* Instructions for the task
Search the data below for the word "Installere" and copy each line that holds it.
■ ■ ■ ■ ■ ■ ■
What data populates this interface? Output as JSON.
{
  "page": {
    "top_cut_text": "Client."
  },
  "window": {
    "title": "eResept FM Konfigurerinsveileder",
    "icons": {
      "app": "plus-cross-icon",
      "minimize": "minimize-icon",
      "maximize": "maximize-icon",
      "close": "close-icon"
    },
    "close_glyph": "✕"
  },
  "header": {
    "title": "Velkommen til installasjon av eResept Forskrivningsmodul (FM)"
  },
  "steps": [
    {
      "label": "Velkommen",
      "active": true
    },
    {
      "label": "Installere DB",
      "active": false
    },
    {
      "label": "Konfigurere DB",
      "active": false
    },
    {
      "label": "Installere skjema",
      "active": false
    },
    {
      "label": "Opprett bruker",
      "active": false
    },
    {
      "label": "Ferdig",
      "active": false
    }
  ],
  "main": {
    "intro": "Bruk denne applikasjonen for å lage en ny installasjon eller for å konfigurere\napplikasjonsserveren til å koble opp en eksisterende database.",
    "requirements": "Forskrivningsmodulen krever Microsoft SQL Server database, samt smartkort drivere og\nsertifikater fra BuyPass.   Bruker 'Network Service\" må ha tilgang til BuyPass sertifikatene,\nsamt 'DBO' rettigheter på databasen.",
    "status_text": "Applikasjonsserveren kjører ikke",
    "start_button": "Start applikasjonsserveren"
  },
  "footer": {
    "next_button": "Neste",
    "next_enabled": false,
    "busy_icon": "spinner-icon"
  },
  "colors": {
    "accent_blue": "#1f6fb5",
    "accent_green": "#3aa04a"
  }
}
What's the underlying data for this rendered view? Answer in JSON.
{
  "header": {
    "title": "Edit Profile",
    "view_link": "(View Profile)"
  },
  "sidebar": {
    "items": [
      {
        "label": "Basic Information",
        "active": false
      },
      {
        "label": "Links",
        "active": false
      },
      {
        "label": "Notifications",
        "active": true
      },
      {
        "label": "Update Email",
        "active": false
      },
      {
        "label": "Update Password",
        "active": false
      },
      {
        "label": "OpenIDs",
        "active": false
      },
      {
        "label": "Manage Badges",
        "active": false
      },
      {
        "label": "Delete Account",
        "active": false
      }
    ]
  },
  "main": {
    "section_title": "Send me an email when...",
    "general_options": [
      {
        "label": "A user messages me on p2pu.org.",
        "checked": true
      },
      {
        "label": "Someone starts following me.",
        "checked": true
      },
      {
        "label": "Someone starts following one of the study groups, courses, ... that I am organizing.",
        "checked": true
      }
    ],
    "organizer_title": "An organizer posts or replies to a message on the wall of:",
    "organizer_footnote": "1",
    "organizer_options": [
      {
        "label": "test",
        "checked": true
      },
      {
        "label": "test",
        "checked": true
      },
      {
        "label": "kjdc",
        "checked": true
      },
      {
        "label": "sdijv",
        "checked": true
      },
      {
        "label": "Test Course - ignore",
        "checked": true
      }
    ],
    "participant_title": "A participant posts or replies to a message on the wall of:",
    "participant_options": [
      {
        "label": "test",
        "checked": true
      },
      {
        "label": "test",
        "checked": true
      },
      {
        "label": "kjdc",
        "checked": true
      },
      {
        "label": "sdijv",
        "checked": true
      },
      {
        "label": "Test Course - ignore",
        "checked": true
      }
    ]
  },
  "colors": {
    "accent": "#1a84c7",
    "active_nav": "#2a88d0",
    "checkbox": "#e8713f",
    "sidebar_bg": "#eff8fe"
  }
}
■ ■ ■ ■ ■ ■ ■
* Answer to this exercise
      "label": "Installere DB",
      "label": "Installere skjema",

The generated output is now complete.